Just ahead of World Water Day on March 22nd this year, a report released by the United Nations showed that the bottled mineral water industry in India had grown by 27% between 2018 and 2021, the second fastest growth recorded globally. The signs are all around us – discarded bottles everywhere, wherever you go. But have you considered that with every gulp you take from a plastic bottle, you could actually be introducing microplastic particles into your body?
In 2018, a study reported that eleven globally sourced brands of bottled water, purchased in nine different countries including India, were tested for microplastic contamination. Of the 259 total bottles processed, 93% showed some sign of microplastic contamination. Such is the menace of microplastics, the invisible pollutant that is not only wreaking havoc on marine and terrestrial ecosystems, but is also permeating all that we eat and drink, through a variety of channels.

Recorded data
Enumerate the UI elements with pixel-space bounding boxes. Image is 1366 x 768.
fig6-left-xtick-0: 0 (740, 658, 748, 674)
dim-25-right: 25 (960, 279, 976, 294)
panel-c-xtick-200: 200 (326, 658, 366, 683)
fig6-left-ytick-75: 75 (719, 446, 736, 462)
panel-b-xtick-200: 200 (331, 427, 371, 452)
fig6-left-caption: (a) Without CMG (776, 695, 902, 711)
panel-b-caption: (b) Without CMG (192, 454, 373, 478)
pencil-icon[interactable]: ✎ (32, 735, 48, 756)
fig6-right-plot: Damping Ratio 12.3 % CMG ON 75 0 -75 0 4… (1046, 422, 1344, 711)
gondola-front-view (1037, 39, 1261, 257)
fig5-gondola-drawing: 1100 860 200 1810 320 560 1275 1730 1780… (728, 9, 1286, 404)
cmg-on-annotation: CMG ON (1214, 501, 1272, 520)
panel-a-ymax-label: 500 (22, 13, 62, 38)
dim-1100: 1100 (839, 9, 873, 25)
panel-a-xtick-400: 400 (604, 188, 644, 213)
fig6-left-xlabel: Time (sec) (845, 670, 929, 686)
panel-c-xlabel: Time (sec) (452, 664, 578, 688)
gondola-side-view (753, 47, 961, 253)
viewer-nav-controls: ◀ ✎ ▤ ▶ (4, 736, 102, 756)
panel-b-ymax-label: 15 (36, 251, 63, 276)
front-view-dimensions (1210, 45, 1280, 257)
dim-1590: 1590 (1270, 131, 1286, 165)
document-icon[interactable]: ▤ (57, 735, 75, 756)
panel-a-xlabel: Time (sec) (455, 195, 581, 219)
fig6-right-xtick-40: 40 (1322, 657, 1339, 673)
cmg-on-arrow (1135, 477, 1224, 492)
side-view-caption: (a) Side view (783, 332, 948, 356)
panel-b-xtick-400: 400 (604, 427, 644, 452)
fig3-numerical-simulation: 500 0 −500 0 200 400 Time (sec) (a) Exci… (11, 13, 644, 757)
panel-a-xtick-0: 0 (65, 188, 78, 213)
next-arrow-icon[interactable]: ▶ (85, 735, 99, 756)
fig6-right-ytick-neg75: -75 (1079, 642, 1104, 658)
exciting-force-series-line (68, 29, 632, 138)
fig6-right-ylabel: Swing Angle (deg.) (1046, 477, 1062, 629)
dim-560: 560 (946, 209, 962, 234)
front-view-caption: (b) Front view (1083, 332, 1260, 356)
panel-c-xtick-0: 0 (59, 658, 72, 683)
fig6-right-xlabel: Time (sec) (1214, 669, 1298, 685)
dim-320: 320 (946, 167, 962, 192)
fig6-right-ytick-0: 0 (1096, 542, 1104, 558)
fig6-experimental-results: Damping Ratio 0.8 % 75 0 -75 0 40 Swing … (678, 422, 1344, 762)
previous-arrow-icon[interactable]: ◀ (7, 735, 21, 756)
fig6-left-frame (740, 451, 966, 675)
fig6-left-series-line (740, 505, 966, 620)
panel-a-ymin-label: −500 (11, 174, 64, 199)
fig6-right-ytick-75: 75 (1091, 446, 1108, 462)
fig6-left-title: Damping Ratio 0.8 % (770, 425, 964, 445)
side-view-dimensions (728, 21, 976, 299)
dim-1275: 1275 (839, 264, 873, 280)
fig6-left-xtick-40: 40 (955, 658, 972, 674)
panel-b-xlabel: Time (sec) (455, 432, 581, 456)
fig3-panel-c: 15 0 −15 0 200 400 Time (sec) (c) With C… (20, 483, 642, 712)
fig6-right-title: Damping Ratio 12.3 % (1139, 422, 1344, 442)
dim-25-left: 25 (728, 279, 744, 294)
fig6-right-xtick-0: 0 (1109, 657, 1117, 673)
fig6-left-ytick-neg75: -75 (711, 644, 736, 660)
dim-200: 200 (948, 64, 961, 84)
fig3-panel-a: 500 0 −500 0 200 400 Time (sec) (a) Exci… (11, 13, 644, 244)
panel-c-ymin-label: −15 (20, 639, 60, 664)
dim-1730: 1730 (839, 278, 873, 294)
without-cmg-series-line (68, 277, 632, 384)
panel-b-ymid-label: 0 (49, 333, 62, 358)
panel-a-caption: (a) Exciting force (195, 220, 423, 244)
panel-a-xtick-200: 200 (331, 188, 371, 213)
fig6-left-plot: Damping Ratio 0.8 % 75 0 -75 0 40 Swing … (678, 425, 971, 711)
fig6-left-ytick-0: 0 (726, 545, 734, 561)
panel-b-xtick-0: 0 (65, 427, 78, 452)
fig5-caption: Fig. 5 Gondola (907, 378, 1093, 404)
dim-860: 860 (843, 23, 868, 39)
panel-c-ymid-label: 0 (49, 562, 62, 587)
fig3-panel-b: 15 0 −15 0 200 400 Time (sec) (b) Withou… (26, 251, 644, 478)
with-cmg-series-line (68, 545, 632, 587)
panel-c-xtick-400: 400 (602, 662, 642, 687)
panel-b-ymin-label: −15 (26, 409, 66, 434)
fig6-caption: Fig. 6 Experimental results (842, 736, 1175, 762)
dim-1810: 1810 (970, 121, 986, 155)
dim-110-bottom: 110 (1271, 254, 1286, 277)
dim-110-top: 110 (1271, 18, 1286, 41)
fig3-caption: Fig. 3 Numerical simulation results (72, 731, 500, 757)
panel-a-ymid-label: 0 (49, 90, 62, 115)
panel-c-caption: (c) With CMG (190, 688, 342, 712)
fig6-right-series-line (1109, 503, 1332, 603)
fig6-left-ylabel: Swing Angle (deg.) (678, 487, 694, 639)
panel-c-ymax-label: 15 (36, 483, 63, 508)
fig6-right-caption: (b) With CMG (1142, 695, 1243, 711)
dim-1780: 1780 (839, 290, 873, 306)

Prompt A ▸ According to the article on microplastics, by what percentage did India's bottled mineral water industry grow between 2018 and 2021?
Prompt B ▸ Transcribe the stretch of the article on microplastics from "In 2018, a study" through "variety of channels.".
Prompt C ▸ Pick up the article on microplastics after its final sentence and carry it on.
The items have no connection to the article on microplastics.

Task response A ▸ 27%

Task response B ▸
In 2018, a study reported that eleven globally sourced brands of bottled water, purchased in nine different countries including India, were tested for microplastic contamination. Of the 259 total bottles processed, 93% showed some sign of microplastic contamination. Such is the menace of microplastics, the invisible pollutant that is not only wreaking havoc on marine and terrestrial ecosystems, but is also permeating all that we eat and drink, through a variety of channels.

Task response C ▸
World Environment Day 2023 has indeed cranked up the volume of the discourse around plastic pollution. But while the dangers of single-use plastic are in plain sight and easy to comprehend, the more insidious threat of microplastics needs to be understood better.
It is not just the water we drink. A kilo of sea salt has anywhere between 35 and 575 particles of microplastics. Every 100 gm of fish caught off the coast of Mumbai has about 80 particles of microplastics, according to a survey by Central Institute of Fisheries Education. Microplastics may be causing growth defects in fish, a study by the Indian Institute of Science (IISc) revealed. The research also detected microplastics in the waters of Krishna Raja Sagara (KRS) dam in Karnataka’s Mandya district.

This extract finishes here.